* _Stored records_:
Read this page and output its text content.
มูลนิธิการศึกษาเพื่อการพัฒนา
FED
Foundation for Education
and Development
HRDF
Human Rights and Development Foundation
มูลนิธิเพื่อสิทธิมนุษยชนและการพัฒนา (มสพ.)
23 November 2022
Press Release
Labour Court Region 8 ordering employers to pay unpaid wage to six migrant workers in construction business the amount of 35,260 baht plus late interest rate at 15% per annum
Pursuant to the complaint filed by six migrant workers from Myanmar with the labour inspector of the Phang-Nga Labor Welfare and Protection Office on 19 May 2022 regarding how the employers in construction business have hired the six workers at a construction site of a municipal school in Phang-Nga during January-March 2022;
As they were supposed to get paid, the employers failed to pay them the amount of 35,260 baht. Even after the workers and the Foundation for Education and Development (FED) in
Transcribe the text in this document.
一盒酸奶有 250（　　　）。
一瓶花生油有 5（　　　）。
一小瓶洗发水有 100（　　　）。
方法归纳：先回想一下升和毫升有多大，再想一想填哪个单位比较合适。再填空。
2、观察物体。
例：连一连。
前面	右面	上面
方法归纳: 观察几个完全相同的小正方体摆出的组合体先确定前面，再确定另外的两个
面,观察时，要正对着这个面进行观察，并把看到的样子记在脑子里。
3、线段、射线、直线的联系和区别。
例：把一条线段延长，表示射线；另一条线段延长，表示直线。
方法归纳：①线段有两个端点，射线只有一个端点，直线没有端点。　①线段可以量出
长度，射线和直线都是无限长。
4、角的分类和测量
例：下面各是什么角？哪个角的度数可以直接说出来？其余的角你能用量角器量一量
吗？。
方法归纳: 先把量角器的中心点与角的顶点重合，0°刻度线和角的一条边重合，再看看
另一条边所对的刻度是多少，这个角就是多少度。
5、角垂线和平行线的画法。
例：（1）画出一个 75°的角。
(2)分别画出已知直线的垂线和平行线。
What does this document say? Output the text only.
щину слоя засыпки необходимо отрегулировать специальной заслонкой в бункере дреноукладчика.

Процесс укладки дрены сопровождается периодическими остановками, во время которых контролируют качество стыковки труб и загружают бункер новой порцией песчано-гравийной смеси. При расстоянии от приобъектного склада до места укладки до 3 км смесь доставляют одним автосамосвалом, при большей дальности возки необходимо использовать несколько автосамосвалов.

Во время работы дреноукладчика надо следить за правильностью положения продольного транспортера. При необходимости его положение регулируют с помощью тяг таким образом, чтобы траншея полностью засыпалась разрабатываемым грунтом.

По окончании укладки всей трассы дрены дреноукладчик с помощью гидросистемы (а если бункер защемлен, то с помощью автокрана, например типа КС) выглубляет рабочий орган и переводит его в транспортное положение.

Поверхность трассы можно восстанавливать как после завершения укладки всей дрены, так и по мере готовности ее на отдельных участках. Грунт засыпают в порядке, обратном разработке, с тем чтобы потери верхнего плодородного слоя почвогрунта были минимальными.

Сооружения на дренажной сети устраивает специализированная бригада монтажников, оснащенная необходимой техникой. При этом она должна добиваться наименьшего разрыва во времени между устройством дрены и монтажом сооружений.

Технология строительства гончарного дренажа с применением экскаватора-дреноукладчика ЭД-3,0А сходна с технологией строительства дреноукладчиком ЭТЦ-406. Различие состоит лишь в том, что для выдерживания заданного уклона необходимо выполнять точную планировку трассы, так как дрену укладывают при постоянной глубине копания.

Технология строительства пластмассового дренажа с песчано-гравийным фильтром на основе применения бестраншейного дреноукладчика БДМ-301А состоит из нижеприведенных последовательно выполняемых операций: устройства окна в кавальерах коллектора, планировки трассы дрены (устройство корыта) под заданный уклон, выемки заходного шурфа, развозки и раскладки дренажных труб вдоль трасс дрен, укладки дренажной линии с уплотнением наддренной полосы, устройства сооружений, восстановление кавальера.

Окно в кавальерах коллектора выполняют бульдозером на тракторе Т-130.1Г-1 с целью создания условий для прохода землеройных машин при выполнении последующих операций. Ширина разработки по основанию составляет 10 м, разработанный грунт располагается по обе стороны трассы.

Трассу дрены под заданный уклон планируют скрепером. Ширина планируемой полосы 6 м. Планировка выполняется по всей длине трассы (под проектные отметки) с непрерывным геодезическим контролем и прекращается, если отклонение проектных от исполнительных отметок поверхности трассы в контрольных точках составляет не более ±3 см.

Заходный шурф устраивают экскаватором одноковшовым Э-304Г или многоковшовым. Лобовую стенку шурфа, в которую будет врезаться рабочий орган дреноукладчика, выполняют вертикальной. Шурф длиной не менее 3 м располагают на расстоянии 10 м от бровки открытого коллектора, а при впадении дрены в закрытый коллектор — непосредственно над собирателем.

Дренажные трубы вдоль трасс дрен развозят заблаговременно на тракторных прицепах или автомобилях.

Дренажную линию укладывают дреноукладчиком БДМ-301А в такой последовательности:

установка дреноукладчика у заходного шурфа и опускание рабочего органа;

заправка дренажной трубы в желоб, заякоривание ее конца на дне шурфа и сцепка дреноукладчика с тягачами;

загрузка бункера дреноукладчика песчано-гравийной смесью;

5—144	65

* _What needs to be done_: Above are some records. Print them all exactly.

* _Task output_:
Read this page and output its text content.
มูลนิธิการศึกษาเพื่อการพัฒนา
FED
Foundation for Education
and Development
HRDF
Human Rights and Development Foundation
มูลนิธิเพื่อสิทธิมนุษยชนและการพัฒนา (มสพ.)
23 November 2022
Press Release
Labour Court Region 8 ordering employers to pay unpaid wage to six migrant workers in construction business the amount of 35,260 baht plus late interest rate at 15% per annum
Pursuant to the complaint filed by six migrant workers from Myanmar with the labour inspector of the Phang-Nga Labor Welfare and Protection Office on 19 May 2022 regarding how the employers in construction business have hired the six workers at a construction site of a municipal school in Phang-Nga during January-March 2022;
As they were supposed to get paid, the employers failed to pay them the amount of 35,260 baht. Even after the workers and the Foundation for Education and Development (FED) in
Transcribe the text in this document.
一盒酸奶有 250（　　　）。
一瓶花生油有 5（　　　）。
一小瓶洗发水有 100（　　　）。
方法归纳：先回想一下升和毫升有多大，再想一想填哪个单位比较合适。再填空。
2、观察物体。
例：连一连。
前面	右面	上面
方法归纳: 观察几个完全相同的小正方体摆出的组合体先确定前面，再确定另外的两个
面,观察时，要正对着这个面进行观察，并把看到的样子记在脑子里。
3、线段、射线、直线的联系和区别。
例：把一条线段延长，表示射线；另一条线段延长，表示直线。
方法归纳：①线段有两个端点，射线只有一个端点，直线没有端点。　①线段可以量出
长度，射线和直线都是无限长。
4、角的分类和测量
例：下面各是什么角？哪个角的度数可以直接说出来？其余的角你能用量角器量一量
吗？。
方法归纳: 先把量角器的中心点与角的顶点重合，0°刻度线和角的一条边重合，再看看
另一条边所对的刻度是多少，这个角就是多少度。
5、角垂线和平行线的画法。
例：（1）画出一个 75°的角。
(2)分别画出已知直线的垂线和平行线。
What does this document say? Output the text only.
щину слоя засыпки необходимо отрегулировать специальной заслонкой в бункере дреноукладчика.

Процесс укладки дрены сопровождается периодическими остановками, во время которых контролируют качество стыковки труб и загружают бункер новой порцией песчано-гравийной смеси. При расстоянии от приобъектного склада до места укладки до 3 км смесь доставляют одним автосамосвалом, при большей дальности возки необходимо использовать несколько автосамосвалов.

Во время работы дреноукладчика надо следить за правильностью положения продольного транспортера. При необходимости его положение регулируют с помощью тяг таким образом, чтобы траншея полностью засыпалась разрабатываемым грунтом.

По окончании укладки всей трассы дрены дреноукладчик с помощью гидросистемы (а если бункер защемлен, то с помощью автокрана, например типа КС) выглубляет рабочий орган и переводит его в транспортное положение.

Поверхность трассы можно восстанавливать как после завершения укладки всей дрены, так и по мере готовности ее на отдельных участках. Грунт засыпают в порядке, обратном разработке, с тем чтобы потери верхнего плодородного слоя почвогрунта были минимальными.

Сооружения на дренажной сети устраивает специализированная бригада монтажников, оснащенная необходимой техникой. При этом она должна добиваться наименьшего разрыва во времени между устройством дрены и монтажом сооружений.

Технология строительства гончарного дренажа с применением экскаватора-дреноукладчика ЭД-3,0А сходна с технологией строительства дреноукладчиком ЭТЦ-406. Различие состоит лишь в том, что для выдерживания заданного уклона необходимо выполнять точную планировку трассы, так как дрену укладывают при постоянной глубине копания.

Технология строительства пластмассового дренажа с песчано-гравийным фильтром на основе применения бестраншейного дреноукладчика БДМ-301А состоит из нижеприведенных последовательно выполняемых операций: устройства окна в кавальерах коллектора, планировки трассы дрены (устройство корыта) под заданный уклон, выемки заходного шурфа, развозки и раскладки дренажных труб вдоль трасс дрен, укладки дренажной линии с уплотнением наддренной полосы, устройства сооружений, восстановление кавальера.

Окно в кавальерах коллектора выполняют бульдозером на тракторе Т-130.1Г-1 с целью создания условий для прохода землеройных машин при выполнении последующих операций. Ширина разработки по основанию составляет 10 м, разработанный грунт располагается по обе стороны трассы.

Трассу дрены под заданный уклон планируют скрепером. Ширина планируемой полосы 6 м. Планировка выполняется по всей длине трассы (под проектные отметки) с непрерывным геодезическим контролем и прекращается, если отклонение проектных от исполнительных отметок поверхности трассы в контрольных точках составляет не более ±3 см.

Заходный шурф устраивают экскаватором одноковшовым Э-304Г или многоковшовым. Лобовую стенку шурфа, в которую будет врезаться рабочий орган дреноукладчика, выполняют вертикальной. Шурф длиной не менее 3 м располагают на расстоянии 10 м от бровки открытого коллектора, а при впадении дрены в закрытый коллектор — непосредственно над собирателем.

Дренажные трубы вдоль трасс дрен развозят заблаговременно на тракторных прицепах или автомобилях.

Дренажную линию укладывают дреноукладчиком БДМ-301А в такой последовательности:

установка дреноукладчика у заходного шурфа и опускание рабочего органа;

заправка дренажной трубы в желоб, заякоривание ее конца на дне шурфа и сцепка дреноукладчика с тягачами;

загрузка бункера дреноукладчика песчано-гравийной смесью;

5—144	65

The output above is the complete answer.